**STATED TASK**
Search the records below for the word "aktar" and show every line where it occurs.

**SOURCE DATA**
------------------------------------
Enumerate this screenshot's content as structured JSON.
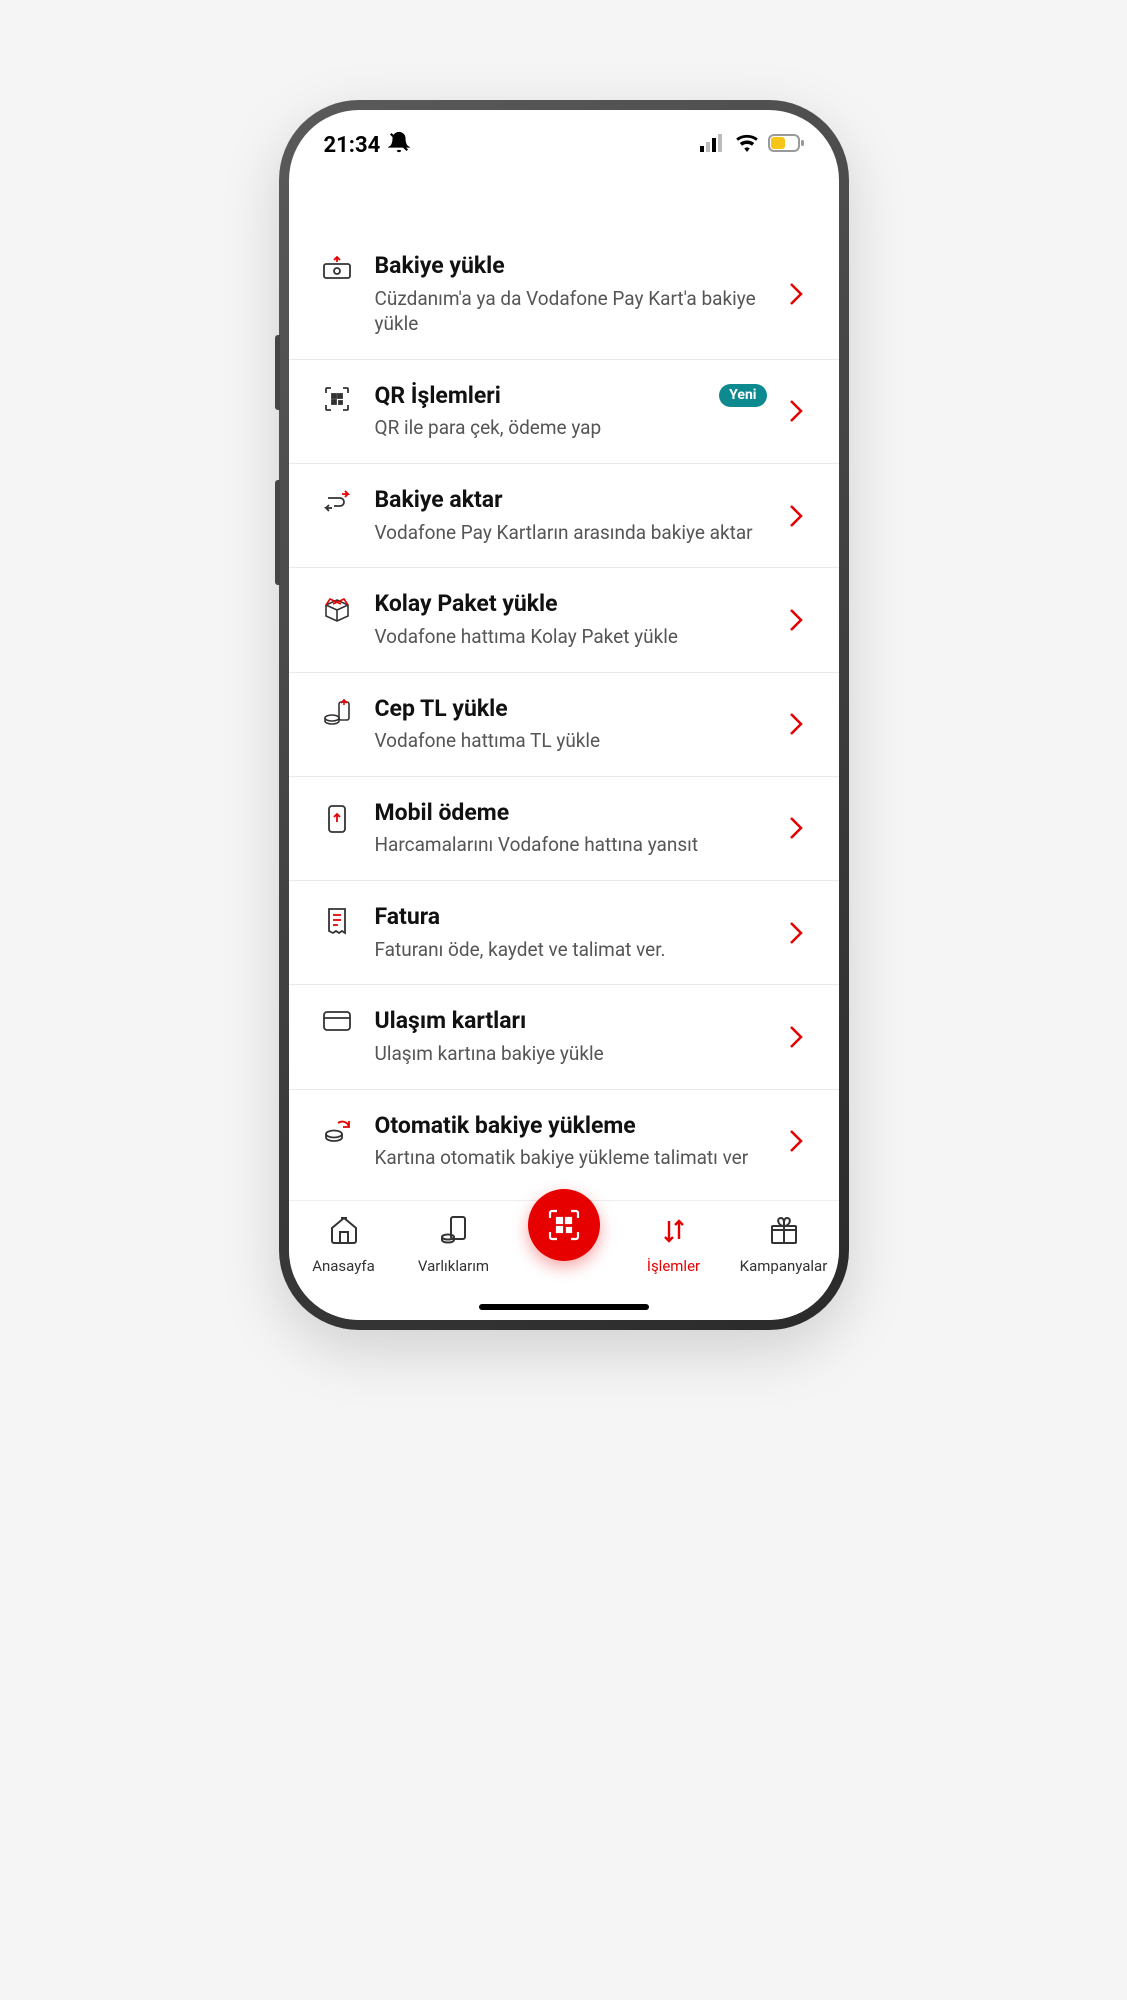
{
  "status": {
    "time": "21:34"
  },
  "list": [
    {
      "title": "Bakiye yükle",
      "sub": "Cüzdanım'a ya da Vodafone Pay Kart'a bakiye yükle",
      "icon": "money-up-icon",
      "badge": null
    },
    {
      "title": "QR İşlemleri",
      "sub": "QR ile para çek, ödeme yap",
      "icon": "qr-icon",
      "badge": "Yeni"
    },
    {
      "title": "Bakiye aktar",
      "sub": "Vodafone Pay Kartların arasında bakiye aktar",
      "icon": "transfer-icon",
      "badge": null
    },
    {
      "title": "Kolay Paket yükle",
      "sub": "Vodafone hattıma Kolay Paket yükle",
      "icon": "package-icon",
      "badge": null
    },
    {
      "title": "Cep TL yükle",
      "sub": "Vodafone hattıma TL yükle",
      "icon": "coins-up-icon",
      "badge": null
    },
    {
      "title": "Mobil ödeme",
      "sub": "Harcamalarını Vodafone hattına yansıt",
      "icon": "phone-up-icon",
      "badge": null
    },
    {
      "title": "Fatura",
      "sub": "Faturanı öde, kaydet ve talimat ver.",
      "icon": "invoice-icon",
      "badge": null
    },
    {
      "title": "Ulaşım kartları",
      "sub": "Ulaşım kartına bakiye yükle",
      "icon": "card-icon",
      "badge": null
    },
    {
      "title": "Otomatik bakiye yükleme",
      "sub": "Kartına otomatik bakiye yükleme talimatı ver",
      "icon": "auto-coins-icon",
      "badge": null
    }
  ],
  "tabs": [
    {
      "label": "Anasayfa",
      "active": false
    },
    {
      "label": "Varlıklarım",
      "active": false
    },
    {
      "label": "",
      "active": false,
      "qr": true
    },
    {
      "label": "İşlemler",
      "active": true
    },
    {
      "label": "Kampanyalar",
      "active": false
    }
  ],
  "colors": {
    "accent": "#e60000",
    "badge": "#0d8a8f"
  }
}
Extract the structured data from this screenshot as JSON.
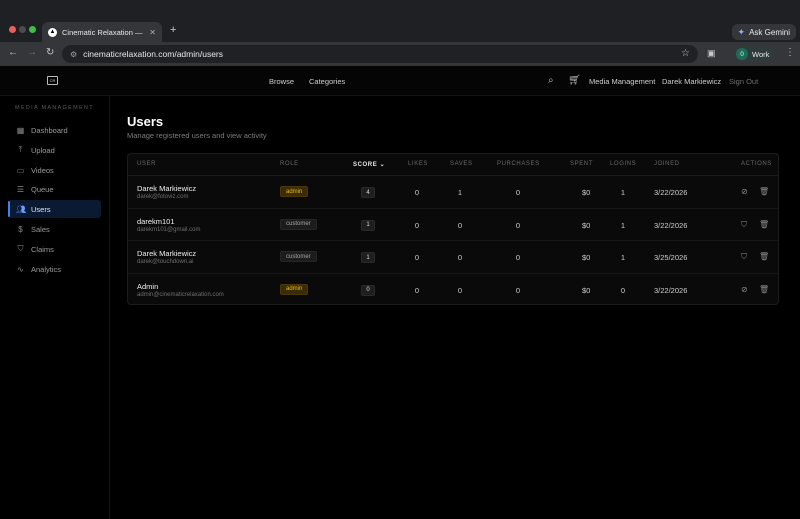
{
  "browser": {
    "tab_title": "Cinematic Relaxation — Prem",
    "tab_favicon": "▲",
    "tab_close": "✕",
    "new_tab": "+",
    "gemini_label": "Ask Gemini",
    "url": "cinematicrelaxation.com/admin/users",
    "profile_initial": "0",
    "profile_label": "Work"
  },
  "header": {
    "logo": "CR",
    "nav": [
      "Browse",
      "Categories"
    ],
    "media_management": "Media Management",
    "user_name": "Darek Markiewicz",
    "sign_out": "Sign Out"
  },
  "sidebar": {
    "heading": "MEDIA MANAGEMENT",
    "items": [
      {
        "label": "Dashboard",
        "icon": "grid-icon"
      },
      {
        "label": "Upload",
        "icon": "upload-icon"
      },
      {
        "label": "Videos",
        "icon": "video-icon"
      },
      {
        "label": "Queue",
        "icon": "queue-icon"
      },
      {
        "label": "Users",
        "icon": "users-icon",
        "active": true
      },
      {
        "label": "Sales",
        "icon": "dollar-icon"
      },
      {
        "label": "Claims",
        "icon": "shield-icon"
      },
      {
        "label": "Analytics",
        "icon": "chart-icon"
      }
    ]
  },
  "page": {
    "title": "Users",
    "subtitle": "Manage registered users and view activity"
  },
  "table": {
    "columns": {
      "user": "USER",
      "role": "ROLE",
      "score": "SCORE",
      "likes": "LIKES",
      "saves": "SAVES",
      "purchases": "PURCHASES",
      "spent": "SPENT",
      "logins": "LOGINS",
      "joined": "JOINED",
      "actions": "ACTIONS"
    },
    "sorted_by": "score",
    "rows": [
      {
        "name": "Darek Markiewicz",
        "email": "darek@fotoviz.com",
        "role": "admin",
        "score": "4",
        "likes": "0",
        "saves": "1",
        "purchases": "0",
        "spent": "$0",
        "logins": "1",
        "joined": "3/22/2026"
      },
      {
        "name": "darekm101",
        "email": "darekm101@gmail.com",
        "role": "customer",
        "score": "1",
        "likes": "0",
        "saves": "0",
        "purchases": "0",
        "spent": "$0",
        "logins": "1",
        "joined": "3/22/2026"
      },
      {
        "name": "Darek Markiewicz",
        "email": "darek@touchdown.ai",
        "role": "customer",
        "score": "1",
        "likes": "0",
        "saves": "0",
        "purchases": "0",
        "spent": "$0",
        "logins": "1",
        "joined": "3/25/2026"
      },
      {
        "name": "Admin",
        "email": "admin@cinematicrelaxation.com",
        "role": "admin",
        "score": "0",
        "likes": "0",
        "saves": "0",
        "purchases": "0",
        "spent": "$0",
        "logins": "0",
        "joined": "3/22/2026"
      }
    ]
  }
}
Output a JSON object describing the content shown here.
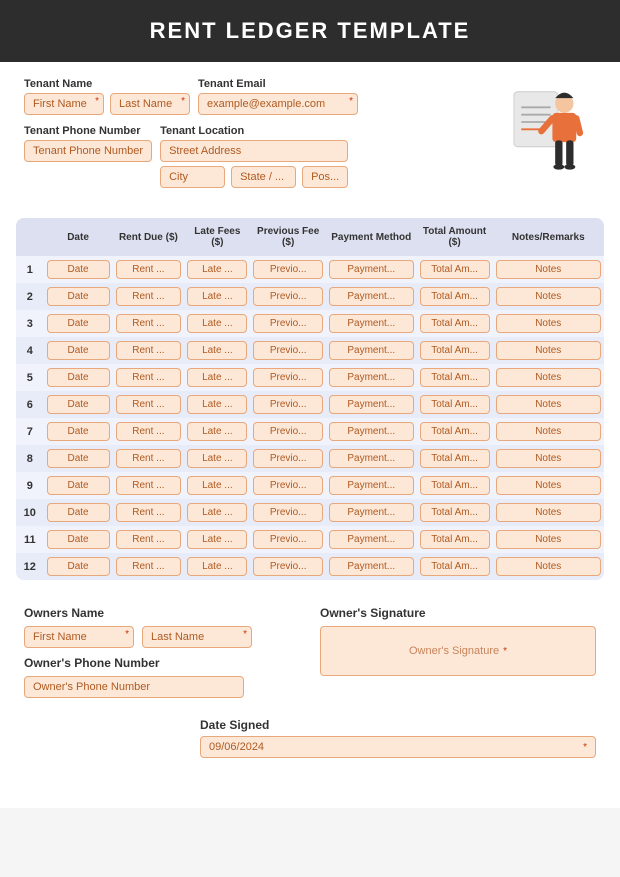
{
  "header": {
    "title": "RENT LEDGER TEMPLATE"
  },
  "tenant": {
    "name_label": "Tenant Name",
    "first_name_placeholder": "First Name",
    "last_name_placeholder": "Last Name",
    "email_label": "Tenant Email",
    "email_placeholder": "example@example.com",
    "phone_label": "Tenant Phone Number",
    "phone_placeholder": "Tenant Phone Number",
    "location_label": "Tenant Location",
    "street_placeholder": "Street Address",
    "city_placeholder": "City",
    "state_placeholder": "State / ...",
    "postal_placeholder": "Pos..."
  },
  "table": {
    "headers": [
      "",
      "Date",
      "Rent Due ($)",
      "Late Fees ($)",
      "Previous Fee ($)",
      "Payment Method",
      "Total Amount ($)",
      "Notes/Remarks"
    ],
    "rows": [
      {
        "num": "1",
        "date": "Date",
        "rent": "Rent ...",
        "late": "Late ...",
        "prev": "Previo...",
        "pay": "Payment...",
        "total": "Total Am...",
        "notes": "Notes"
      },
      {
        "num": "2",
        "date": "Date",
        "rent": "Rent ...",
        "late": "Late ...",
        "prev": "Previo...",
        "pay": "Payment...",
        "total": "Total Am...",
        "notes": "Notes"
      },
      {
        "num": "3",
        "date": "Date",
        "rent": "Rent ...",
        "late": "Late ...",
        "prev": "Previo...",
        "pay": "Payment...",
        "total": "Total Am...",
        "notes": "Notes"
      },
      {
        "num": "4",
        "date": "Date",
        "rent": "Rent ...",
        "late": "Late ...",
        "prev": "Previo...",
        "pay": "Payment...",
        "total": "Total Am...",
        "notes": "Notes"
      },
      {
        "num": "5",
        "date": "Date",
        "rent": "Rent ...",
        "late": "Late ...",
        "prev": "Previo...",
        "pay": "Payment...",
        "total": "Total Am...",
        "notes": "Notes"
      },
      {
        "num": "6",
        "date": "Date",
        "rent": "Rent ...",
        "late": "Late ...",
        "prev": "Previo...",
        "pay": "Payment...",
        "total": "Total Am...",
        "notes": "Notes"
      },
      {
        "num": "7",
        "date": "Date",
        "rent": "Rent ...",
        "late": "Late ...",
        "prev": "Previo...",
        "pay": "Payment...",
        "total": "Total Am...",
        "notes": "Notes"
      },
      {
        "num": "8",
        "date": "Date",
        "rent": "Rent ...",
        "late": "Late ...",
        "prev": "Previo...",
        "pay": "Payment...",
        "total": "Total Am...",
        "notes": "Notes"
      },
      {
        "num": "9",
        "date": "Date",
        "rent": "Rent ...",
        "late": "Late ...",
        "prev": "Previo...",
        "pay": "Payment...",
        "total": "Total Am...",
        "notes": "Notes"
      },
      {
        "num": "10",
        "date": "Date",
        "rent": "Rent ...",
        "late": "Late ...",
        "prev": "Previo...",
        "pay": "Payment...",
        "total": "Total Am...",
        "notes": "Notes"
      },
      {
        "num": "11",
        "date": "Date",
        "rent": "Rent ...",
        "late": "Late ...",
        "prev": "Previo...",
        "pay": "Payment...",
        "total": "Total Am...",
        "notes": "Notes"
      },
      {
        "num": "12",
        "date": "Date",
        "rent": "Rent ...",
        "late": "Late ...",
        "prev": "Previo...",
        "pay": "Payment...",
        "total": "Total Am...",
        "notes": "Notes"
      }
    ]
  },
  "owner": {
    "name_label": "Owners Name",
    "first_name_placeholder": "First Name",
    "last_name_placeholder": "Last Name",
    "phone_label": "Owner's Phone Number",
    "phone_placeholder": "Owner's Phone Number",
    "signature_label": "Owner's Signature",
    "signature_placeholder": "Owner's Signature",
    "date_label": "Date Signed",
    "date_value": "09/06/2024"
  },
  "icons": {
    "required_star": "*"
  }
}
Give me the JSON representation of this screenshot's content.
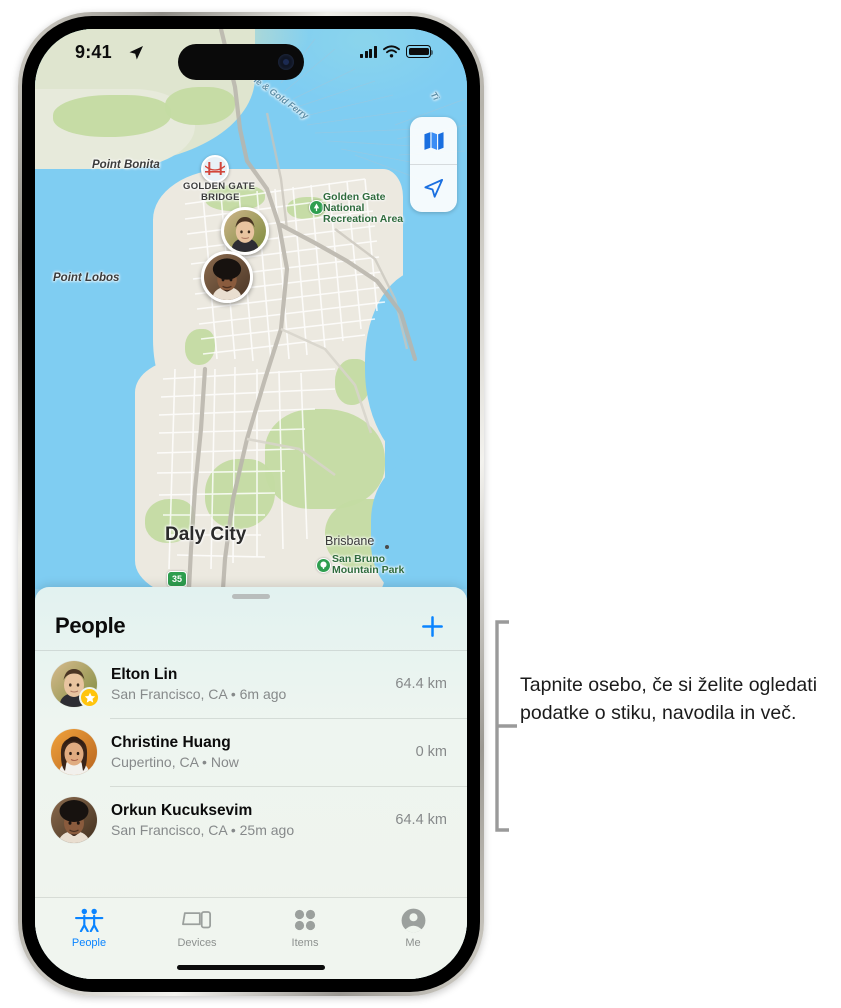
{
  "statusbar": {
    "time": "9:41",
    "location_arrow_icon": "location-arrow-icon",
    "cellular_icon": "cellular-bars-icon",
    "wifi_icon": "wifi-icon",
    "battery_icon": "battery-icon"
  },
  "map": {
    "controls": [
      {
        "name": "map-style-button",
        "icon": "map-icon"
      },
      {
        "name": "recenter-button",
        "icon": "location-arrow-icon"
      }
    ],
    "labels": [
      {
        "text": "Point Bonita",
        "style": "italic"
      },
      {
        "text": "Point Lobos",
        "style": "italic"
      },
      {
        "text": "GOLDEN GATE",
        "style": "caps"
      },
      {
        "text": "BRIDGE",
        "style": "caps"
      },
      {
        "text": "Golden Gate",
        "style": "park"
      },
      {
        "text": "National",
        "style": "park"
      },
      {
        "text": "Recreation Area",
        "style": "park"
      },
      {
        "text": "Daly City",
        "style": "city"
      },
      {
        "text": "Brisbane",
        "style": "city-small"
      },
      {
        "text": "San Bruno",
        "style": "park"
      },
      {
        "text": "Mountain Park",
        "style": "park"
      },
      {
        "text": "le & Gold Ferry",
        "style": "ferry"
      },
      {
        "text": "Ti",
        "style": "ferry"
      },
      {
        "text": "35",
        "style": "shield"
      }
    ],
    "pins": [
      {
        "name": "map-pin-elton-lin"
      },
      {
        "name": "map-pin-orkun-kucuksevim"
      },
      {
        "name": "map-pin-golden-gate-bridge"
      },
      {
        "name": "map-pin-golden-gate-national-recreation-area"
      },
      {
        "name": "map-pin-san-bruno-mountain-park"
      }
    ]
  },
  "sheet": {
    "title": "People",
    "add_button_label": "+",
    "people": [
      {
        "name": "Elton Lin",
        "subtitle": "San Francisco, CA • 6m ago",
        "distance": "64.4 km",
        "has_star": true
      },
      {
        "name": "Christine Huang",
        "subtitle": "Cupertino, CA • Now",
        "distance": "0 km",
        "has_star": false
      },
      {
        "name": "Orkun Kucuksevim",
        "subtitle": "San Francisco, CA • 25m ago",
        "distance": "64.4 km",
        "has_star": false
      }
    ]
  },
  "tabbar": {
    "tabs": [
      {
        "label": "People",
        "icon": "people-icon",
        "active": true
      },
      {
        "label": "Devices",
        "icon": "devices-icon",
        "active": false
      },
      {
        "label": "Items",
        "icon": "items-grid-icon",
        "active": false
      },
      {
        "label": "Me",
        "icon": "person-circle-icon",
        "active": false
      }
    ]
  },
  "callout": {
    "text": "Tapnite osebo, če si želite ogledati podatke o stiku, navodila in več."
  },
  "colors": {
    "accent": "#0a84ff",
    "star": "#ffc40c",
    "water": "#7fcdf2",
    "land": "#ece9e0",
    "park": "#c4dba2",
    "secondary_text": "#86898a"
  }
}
------------------------------------
**ANSWER TO THE EXERCISE**
      "title": "Bakiye aktar",
      "sub": "Vodafone Pay Kartların arasında bakiye aktar",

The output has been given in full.